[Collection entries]
- - -

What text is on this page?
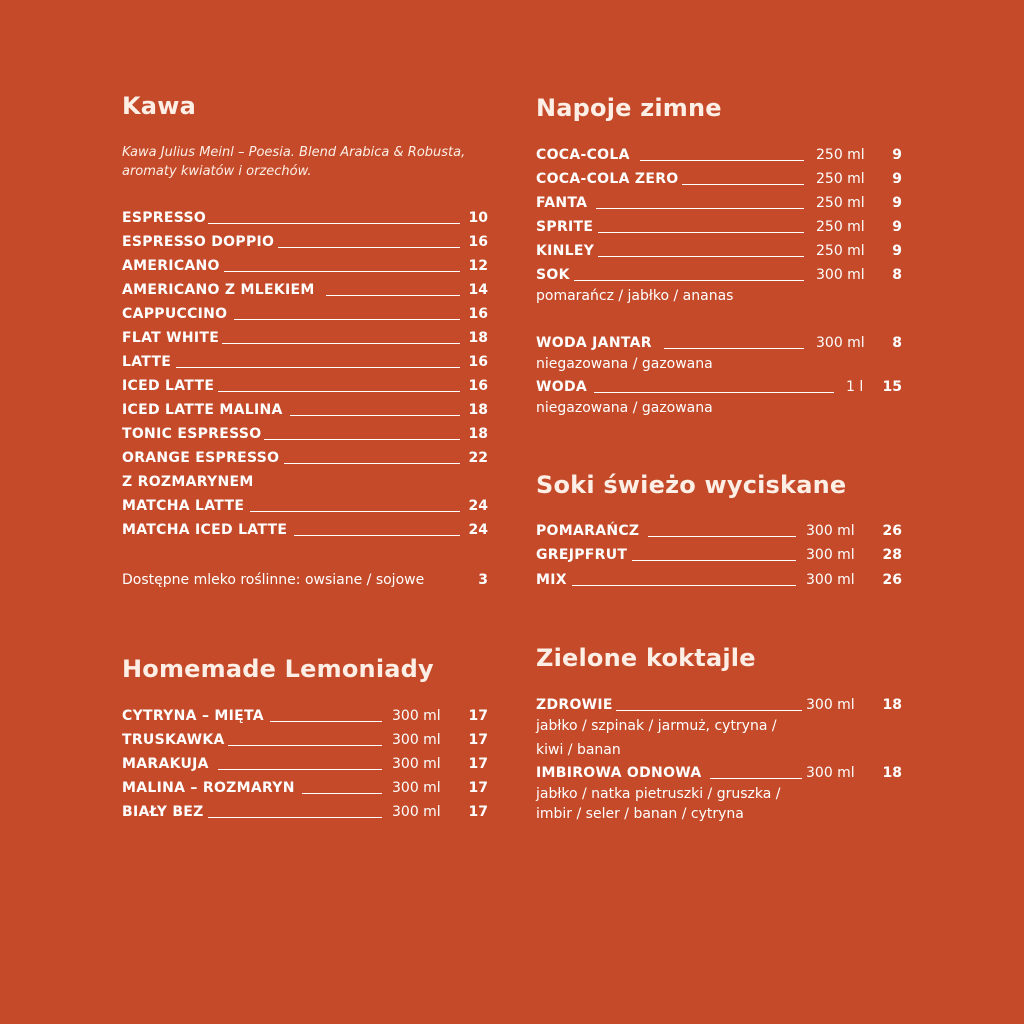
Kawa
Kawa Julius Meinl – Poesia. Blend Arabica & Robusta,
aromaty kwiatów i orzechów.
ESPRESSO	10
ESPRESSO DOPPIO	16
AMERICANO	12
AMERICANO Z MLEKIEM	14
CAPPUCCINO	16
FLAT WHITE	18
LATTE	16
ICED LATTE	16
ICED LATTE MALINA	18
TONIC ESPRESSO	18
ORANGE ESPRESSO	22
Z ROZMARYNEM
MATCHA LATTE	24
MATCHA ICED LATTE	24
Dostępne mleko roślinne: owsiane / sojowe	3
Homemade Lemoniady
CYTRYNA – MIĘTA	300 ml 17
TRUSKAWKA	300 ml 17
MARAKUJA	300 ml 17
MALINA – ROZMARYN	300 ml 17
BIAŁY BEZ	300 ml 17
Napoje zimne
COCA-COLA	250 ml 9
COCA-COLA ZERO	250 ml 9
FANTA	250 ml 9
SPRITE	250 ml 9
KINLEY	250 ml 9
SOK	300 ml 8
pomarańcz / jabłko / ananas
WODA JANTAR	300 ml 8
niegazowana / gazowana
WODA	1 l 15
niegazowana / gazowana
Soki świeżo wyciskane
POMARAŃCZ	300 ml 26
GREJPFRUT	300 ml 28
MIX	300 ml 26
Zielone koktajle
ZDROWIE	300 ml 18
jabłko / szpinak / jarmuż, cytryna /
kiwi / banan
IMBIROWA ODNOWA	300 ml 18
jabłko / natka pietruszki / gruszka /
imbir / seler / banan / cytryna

- - -

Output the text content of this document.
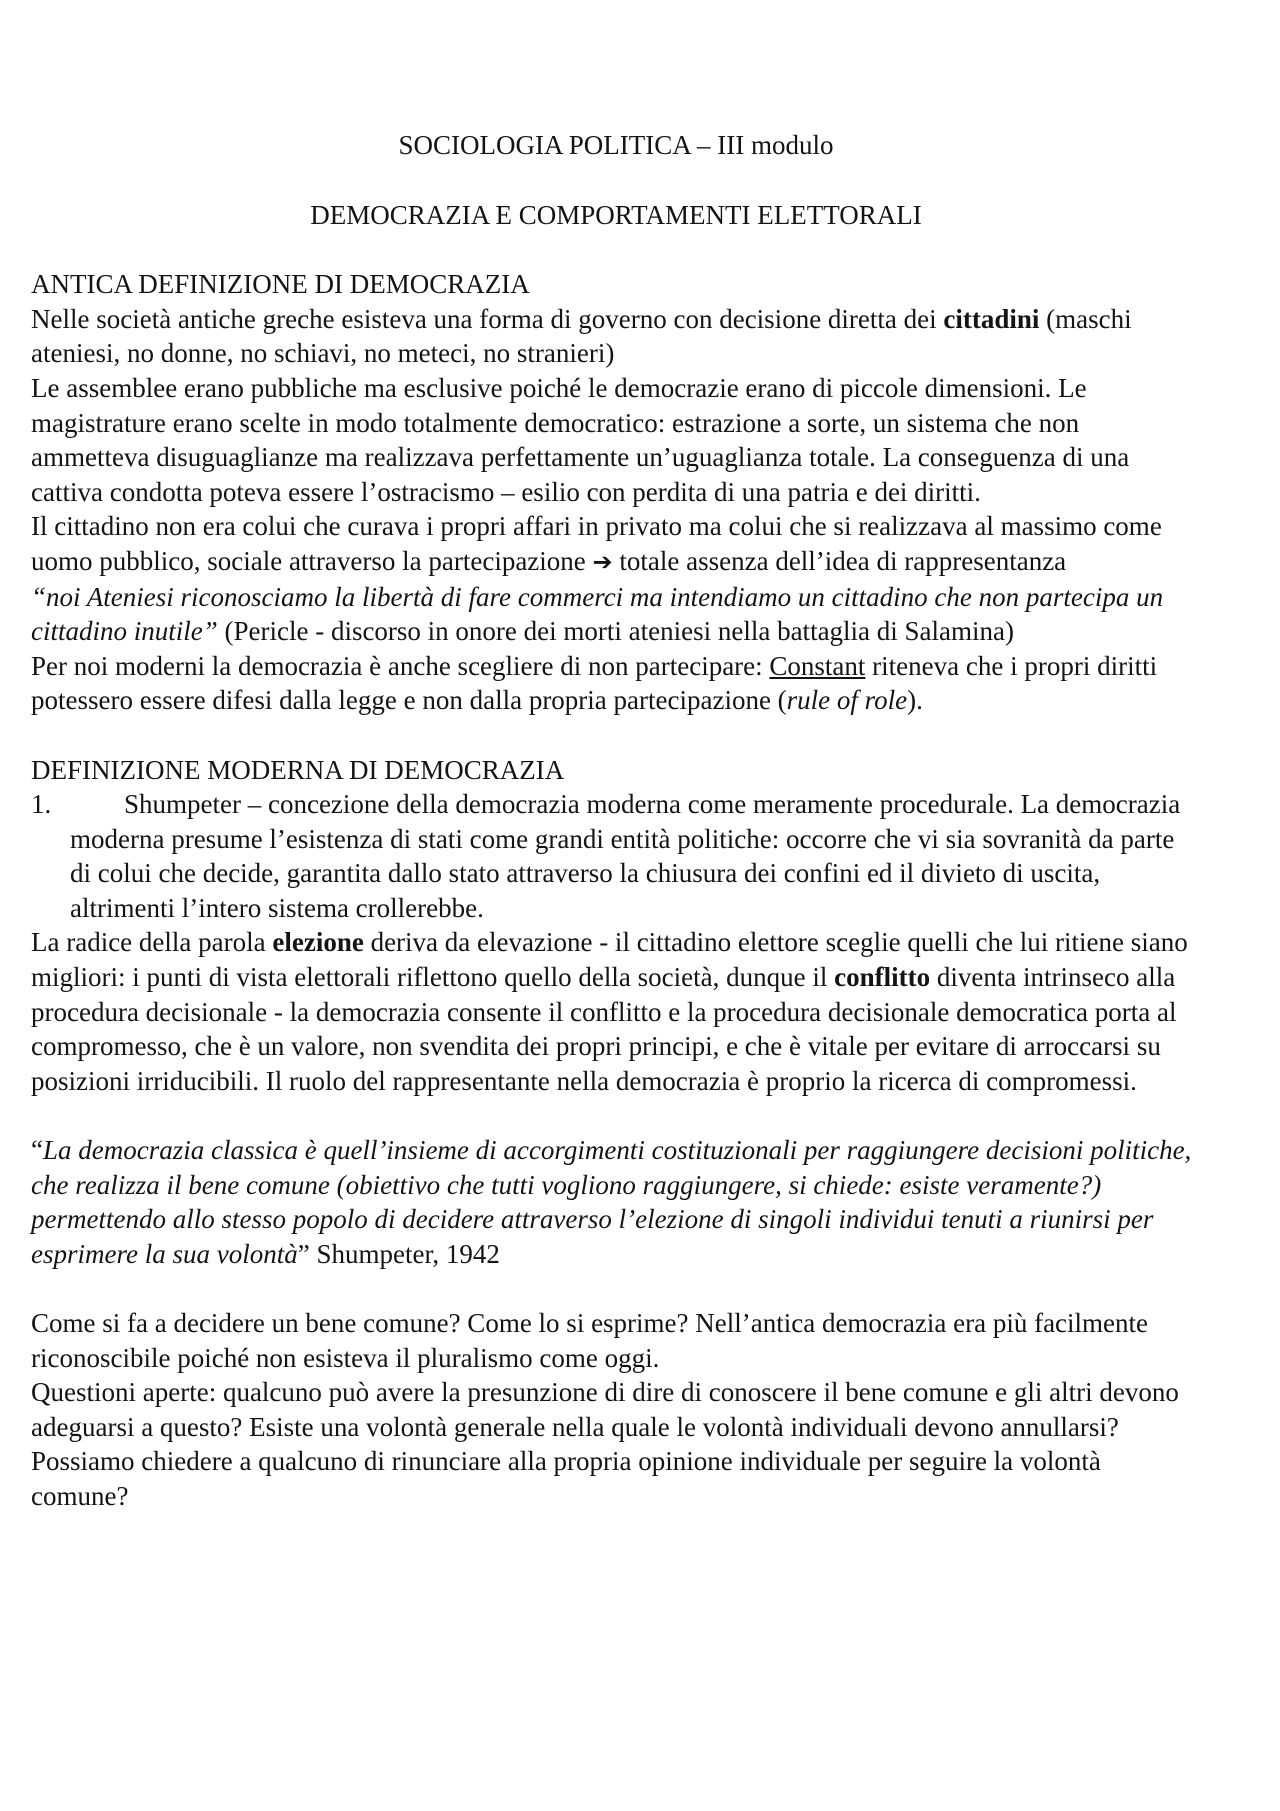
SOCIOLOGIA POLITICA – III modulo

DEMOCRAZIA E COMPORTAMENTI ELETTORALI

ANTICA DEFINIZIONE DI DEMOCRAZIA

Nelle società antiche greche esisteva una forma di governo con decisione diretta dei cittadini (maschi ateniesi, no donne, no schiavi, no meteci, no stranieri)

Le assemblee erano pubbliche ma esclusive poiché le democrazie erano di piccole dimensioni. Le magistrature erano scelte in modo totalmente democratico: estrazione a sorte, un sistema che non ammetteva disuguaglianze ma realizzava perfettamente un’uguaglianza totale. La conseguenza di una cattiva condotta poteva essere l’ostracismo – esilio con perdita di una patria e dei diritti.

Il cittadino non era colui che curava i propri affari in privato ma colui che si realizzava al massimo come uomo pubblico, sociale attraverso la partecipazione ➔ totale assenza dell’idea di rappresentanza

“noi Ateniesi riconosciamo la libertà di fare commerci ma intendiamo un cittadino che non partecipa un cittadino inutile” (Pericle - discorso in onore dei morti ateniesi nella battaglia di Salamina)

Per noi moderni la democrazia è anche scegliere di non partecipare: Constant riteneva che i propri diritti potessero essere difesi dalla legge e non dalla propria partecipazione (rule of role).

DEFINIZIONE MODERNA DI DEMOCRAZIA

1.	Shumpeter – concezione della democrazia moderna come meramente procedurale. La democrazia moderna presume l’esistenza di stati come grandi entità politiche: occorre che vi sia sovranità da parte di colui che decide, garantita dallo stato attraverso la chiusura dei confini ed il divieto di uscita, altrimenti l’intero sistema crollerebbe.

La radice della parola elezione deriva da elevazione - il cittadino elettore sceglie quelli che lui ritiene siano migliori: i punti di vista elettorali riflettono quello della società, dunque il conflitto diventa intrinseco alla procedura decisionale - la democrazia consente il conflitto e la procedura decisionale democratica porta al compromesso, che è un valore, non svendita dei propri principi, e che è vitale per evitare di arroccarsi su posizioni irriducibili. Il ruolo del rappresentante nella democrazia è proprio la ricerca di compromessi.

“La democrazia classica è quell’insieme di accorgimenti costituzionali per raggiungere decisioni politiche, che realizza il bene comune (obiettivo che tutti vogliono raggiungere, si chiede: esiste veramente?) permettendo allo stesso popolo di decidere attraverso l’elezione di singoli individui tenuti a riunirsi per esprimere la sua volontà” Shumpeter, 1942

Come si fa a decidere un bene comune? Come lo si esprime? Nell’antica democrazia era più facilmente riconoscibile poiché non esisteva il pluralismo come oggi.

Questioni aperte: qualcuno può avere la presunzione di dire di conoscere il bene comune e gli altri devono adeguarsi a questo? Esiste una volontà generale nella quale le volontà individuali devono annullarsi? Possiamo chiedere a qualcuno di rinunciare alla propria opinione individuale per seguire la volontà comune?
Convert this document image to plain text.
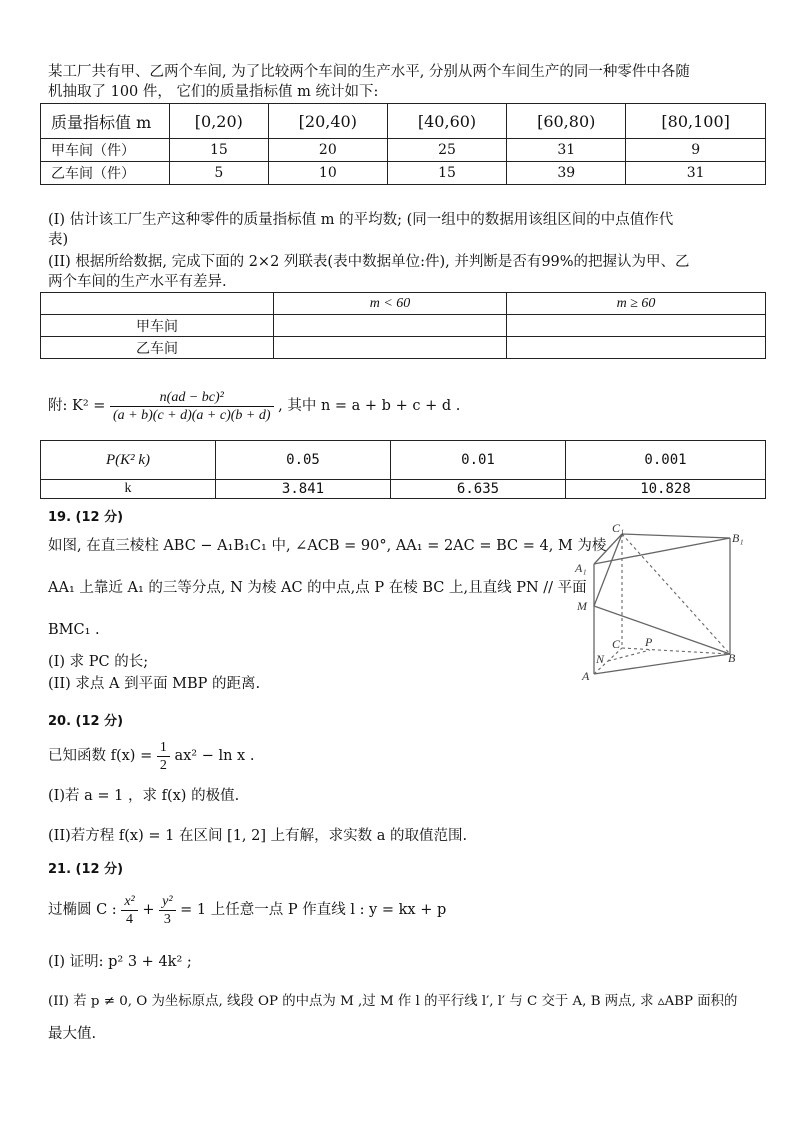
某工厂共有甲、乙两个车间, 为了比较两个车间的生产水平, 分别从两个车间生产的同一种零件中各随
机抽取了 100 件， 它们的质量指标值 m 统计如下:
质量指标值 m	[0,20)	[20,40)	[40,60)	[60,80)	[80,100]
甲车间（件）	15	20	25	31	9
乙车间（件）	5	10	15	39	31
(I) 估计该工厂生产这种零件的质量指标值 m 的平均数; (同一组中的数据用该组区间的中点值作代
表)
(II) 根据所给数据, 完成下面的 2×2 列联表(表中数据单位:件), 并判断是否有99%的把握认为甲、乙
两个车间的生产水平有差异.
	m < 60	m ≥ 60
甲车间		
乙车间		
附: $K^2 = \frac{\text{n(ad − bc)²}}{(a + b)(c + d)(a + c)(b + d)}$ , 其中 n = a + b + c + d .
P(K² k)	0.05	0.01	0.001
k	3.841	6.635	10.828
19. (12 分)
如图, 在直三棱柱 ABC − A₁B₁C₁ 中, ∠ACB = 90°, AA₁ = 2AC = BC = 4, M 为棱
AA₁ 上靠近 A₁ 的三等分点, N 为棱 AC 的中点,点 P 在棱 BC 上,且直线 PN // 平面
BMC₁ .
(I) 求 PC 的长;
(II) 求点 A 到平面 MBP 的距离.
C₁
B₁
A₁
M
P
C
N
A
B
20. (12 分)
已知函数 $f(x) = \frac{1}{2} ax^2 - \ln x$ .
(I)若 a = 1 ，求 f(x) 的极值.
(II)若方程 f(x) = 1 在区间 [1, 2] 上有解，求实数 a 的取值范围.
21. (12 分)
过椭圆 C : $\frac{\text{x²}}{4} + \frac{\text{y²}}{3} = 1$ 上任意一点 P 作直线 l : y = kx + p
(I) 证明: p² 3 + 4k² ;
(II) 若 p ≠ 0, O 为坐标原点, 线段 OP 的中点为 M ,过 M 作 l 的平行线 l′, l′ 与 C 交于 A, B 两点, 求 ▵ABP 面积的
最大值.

- - -

AIM -
Return every line above in which the string "DEFINIZIONE" occurs.

RESPONSE TO THE TASK -
ANTICA DEFINIZIONE DI DEMOCRAZIA
DEFINIZIONE MODERNA DI DEMOCRAZIA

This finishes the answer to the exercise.